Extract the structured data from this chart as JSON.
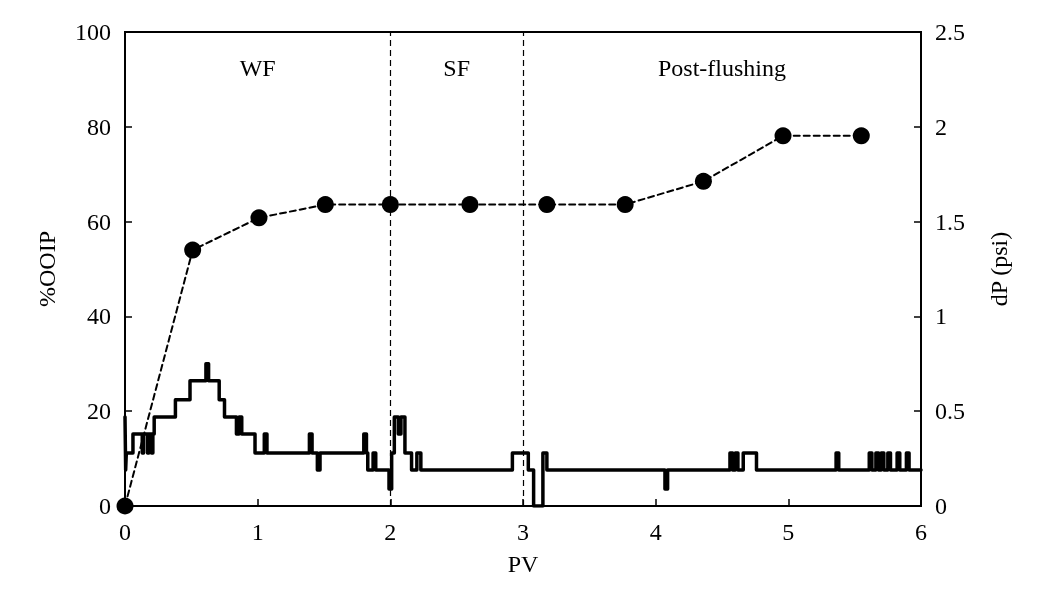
{
  "chart_data": {
    "type": "line",
    "xlabel": "PV",
    "ylabel": "%OOIP",
    "y2label": "dP (psi)",
    "xlim": [
      0,
      6
    ],
    "xticks": [
      0,
      1,
      2,
      3,
      4,
      5,
      6
    ],
    "ylim": [
      0,
      100
    ],
    "yticks": [
      0,
      20,
      40,
      60,
      80,
      100
    ],
    "y2lim": [
      0,
      2.5
    ],
    "y2ticks": [
      0,
      0.5,
      1,
      1.5,
      2,
      2.5
    ],
    "grid": false,
    "series": [
      {
        "type": "line",
        "color": "#000000",
        "marker": "circle",
        "line_style": "dashed",
        "x": [
          0,
          0.51,
          1.01,
          1.51,
          2.0,
          2.6,
          3.18,
          3.77,
          4.36,
          4.96,
          5.55
        ],
        "values": [
          0,
          54,
          60.8,
          63.6,
          63.6,
          63.6,
          63.6,
          63.6,
          68.5,
          78.1,
          78.1
        ]
      },
      {
        "type": "step",
        "axis": "y2",
        "color": "#000000",
        "marker": "none",
        "line_style": "solid",
        "x": [
          0,
          0.005,
          0.01,
          0.06,
          0.13,
          0.14,
          0.17,
          0.18,
          0.2,
          0.21,
          0.22,
          0.38,
          0.49,
          0.61,
          0.63,
          0.71,
          0.75,
          0.84,
          0.86,
          0.88,
          0.98,
          1.05,
          1.07,
          1.39,
          1.41,
          1.45,
          1.47,
          1.8,
          1.82,
          1.83,
          1.87,
          1.89,
          1.99,
          2.01,
          2.03,
          2.06,
          2.08,
          2.11,
          2.16,
          2.2,
          2.23,
          2.92,
          3.04,
          3.08,
          3.15,
          3.18,
          4.07,
          4.09,
          4.56,
          4.58,
          4.6,
          4.62,
          4.66,
          4.76,
          5.36,
          5.38,
          5.61,
          5.63,
          5.66,
          5.68,
          5.7,
          5.72,
          5.75,
          5.77,
          5.82,
          5.84,
          5.89,
          5.91,
          6.0
        ],
        "values": [
          0.47,
          0.19,
          0.28,
          0.38,
          0.28,
          0.38,
          0.28,
          0.38,
          0.28,
          0.38,
          0.47,
          0.56,
          0.66,
          0.75,
          0.66,
          0.56,
          0.47,
          0.38,
          0.47,
          0.38,
          0.28,
          0.38,
          0.28,
          0.38,
          0.28,
          0.19,
          0.28,
          0.38,
          0.28,
          0.19,
          0.28,
          0.19,
          0.09,
          0.28,
          0.47,
          0.38,
          0.47,
          0.28,
          0.19,
          0.28,
          0.19,
          0.28,
          0.19,
          0,
          0.28,
          0.19,
          0.09,
          0.19,
          0.28,
          0.19,
          0.28,
          0.19,
          0.28,
          0.19,
          0.28,
          0.19,
          0.28,
          0.19,
          0.28,
          0.19,
          0.28,
          0.19,
          0.28,
          0.19,
          0.28,
          0.19,
          0.28,
          0.19,
          0.19
        ]
      }
    ],
    "ref_lines": [
      {
        "axis": "x",
        "value": 2,
        "line_style": "dashed",
        "color": "#000000"
      },
      {
        "axis": "x",
        "value": 3,
        "line_style": "dashed",
        "color": "#000000"
      }
    ],
    "annotations": [
      "WF",
      "SF",
      "Post-flushing"
    ]
  }
}
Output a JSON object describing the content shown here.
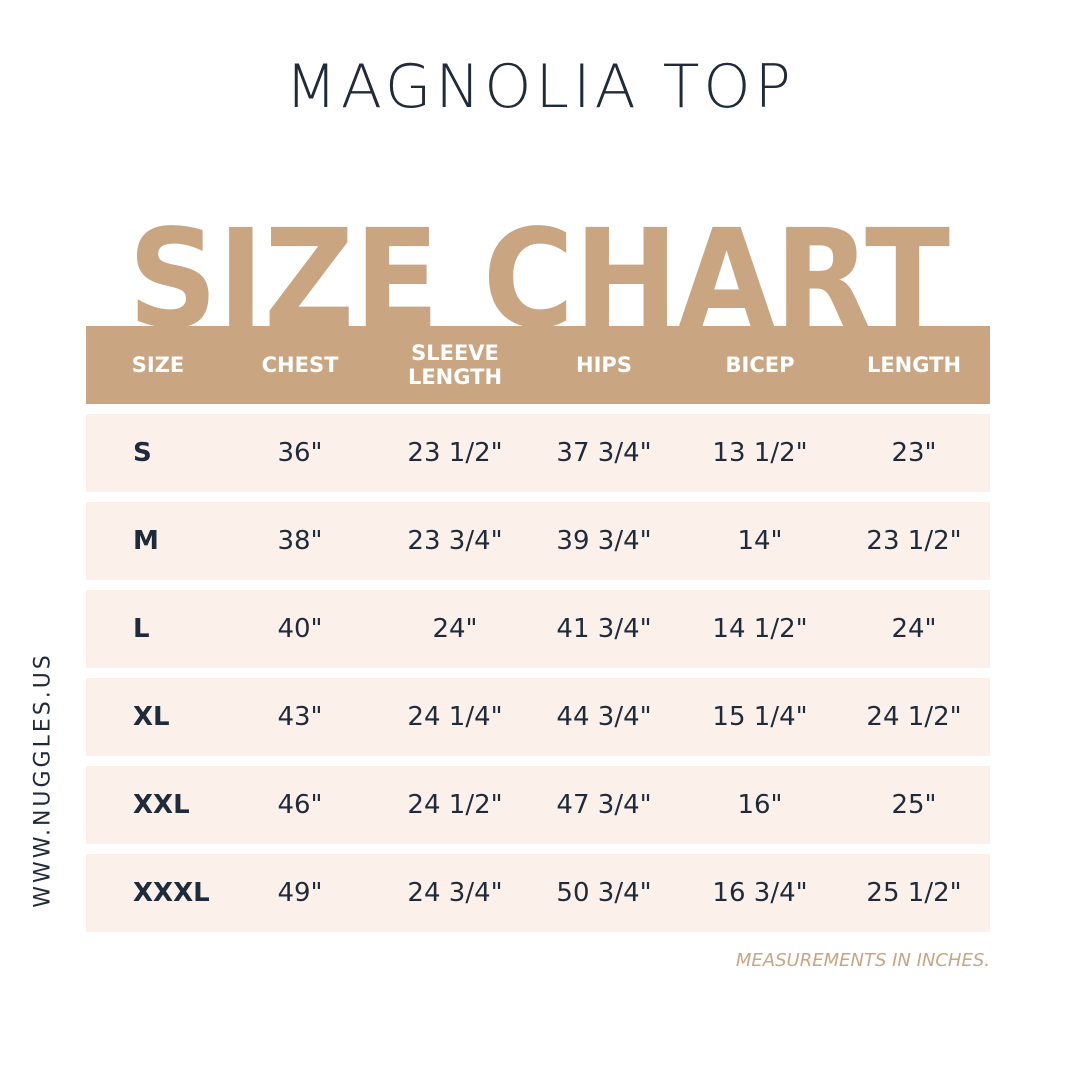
{
  "header": {
    "title": "MAGNOLIA TOP",
    "heading": "SIZE CHART"
  },
  "side_text": "WWW.NUGGLES.US",
  "table": {
    "columns": [
      "SIZE",
      "CHEST",
      "SLEEVE LENGTH",
      "HIPS",
      "BICEP",
      "LENGTH"
    ],
    "rows": [
      [
        "S",
        "36\"",
        "23 1/2\"",
        "37 3/4\"",
        "13 1/2\"",
        "23\""
      ],
      [
        "M",
        "38\"",
        "23 3/4\"",
        "39 3/4\"",
        "14\"",
        "23 1/2\""
      ],
      [
        "L",
        "40\"",
        "24\"",
        "41 3/4\"",
        "14 1/2\"",
        "24\""
      ],
      [
        "XL",
        "43\"",
        "24 1/4\"",
        "44 3/4\"",
        "15 1/4\"",
        "24 1/2\""
      ],
      [
        "XXL",
        "46\"",
        "24 1/2\"",
        "47 3/4\"",
        "16\"",
        "25\""
      ],
      [
        "XXXL",
        "49\"",
        "24 3/4\"",
        "50 3/4\"",
        "16 3/4\"",
        "25 1/2\""
      ]
    ]
  },
  "footnote": "MEASUREMENTS IN INCHES."
}
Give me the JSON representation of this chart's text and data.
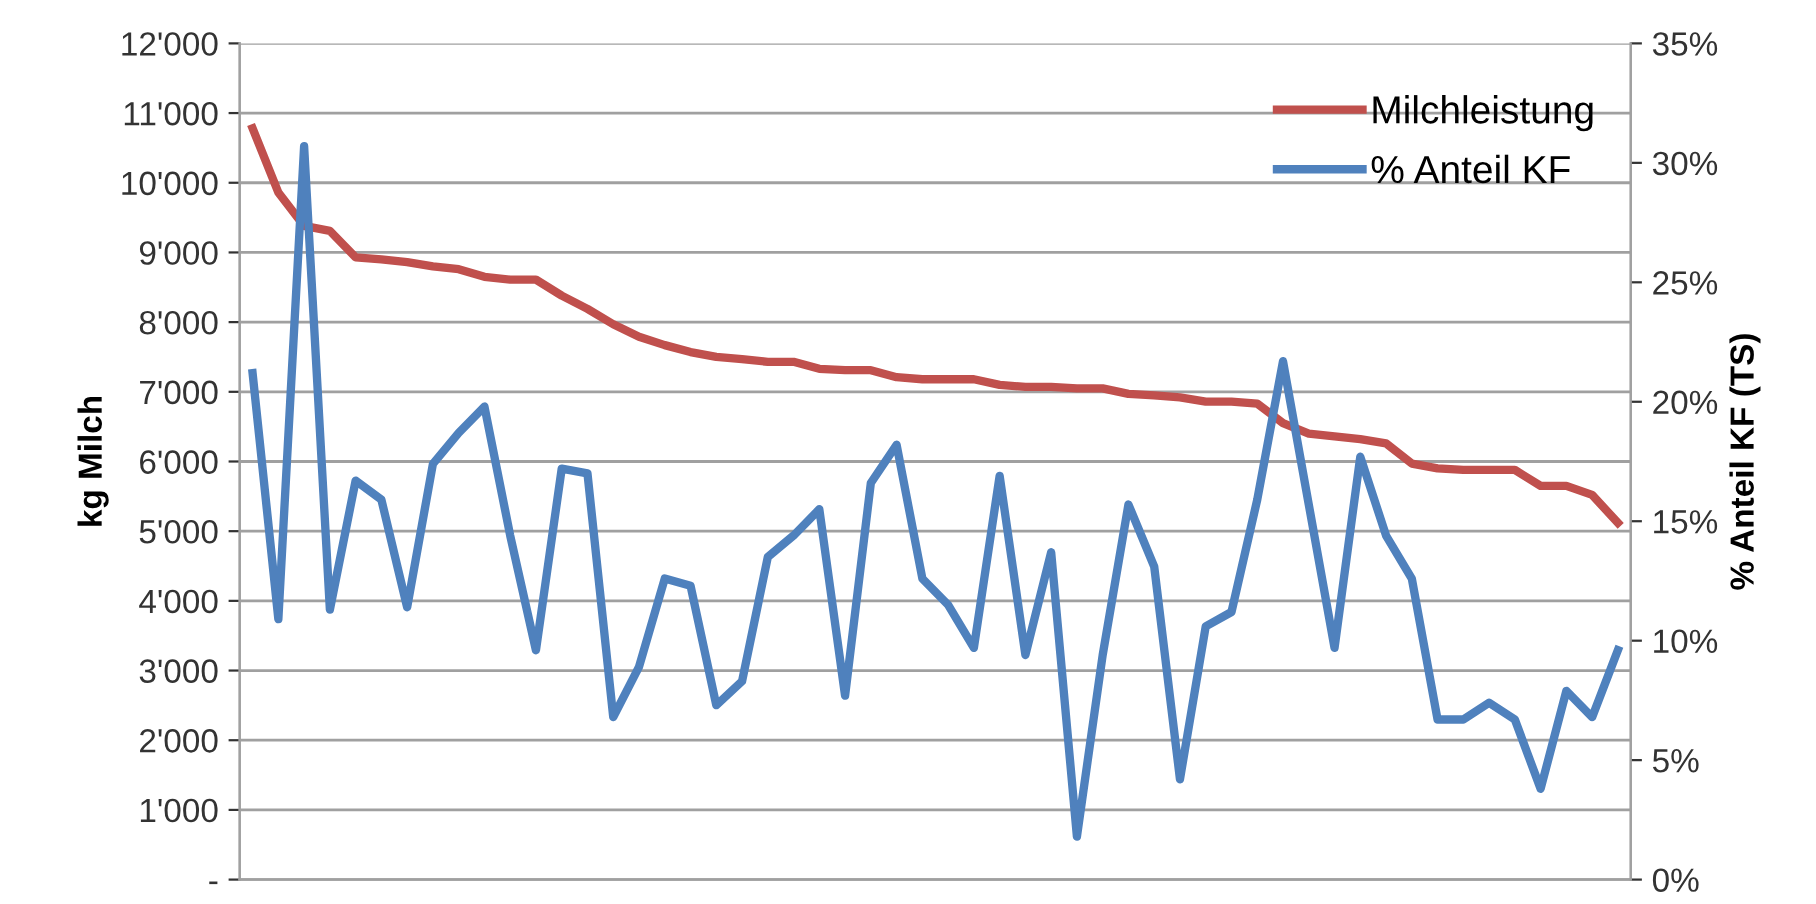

+ + + + +

__TASK DIRECTIONS__
Find how many lines in the records contain the string "JSON", then give the number alone.

__SOLUTION TO THIS PROBLEM__
3